> **YOUR OBJECTIVE**: Among the records below, find each line that includes the string "umbral" and copy it.

> **RECORDS SUPPLIED**:
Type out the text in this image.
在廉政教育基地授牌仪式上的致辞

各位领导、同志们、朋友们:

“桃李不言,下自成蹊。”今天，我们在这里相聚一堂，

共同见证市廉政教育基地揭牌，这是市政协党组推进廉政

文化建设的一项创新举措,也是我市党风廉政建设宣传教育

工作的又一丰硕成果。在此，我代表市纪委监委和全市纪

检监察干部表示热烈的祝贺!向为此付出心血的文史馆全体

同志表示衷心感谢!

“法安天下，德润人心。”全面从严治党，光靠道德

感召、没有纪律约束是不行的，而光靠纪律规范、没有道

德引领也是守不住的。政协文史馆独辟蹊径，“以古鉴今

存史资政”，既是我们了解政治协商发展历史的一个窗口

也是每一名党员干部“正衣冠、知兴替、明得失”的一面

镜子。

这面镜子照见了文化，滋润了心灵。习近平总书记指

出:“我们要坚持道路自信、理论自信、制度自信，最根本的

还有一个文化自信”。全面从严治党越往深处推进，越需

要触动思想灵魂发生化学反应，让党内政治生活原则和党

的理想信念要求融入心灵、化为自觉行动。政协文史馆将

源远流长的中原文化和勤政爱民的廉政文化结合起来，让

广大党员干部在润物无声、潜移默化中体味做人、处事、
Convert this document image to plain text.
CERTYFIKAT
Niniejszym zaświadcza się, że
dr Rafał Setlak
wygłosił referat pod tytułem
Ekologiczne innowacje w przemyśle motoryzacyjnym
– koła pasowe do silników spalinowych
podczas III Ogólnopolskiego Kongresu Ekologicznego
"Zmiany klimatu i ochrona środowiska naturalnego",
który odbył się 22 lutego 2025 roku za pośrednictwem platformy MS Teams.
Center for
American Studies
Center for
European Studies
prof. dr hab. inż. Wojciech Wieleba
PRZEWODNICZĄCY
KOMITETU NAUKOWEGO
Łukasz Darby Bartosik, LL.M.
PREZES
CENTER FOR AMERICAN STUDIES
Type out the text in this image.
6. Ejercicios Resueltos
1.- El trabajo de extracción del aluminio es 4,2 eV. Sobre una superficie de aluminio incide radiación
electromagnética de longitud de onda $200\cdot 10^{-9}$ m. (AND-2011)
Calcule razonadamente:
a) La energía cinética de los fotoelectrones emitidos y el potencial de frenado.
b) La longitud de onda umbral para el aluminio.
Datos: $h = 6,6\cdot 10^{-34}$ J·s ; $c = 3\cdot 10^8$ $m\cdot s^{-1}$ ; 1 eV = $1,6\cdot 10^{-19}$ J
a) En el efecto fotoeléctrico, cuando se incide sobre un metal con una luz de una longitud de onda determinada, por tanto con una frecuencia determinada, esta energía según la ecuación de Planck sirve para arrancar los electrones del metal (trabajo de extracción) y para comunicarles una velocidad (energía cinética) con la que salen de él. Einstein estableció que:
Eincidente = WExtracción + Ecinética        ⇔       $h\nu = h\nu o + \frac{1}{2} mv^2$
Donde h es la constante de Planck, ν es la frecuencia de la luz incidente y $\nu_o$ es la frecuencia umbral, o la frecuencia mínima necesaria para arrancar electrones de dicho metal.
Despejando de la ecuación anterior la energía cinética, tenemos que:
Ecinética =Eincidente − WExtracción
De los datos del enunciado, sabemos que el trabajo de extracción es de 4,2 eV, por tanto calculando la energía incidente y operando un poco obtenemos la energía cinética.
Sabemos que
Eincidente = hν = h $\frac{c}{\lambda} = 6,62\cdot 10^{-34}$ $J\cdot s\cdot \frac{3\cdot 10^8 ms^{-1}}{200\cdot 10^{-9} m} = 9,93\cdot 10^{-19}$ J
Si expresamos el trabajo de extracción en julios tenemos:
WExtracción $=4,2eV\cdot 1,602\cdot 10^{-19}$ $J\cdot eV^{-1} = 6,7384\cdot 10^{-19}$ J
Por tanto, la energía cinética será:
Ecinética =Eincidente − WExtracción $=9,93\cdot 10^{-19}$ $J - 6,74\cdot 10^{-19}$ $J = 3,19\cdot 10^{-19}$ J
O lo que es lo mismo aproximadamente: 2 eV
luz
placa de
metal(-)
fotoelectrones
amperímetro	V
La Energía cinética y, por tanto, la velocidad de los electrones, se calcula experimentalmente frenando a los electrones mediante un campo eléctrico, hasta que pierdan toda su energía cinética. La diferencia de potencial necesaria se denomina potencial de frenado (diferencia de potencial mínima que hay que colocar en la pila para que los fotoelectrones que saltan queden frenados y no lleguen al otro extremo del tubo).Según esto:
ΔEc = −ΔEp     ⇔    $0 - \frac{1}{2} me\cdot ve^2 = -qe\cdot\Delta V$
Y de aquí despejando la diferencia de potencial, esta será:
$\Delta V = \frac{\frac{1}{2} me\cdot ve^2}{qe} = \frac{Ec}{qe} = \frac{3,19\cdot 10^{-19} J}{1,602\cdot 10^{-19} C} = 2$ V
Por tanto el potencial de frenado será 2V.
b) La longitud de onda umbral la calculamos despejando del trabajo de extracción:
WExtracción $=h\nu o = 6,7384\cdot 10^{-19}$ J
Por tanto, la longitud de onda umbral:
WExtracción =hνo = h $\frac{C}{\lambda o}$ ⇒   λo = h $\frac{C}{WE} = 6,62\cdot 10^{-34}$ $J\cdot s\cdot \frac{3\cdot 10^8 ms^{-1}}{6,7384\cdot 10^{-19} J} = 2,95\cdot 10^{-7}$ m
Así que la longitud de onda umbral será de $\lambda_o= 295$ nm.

> **FULL SOLUTION**:
b) La longitud de onda umbral para el aluminio.
Donde h es la constante de Planck, ν es la frecuencia de la luz incidente y $\nu_o$ es la frecuencia umbral, o la frecuencia mínima necesaria para arrancar electrones de dicho metal.
b) La longitud de onda umbral la calculamos despejando del trabajo de extracción:
Por tanto, la longitud de onda umbral:
Así que la longitud de onda umbral será de $\lambda_o= 295$ nm.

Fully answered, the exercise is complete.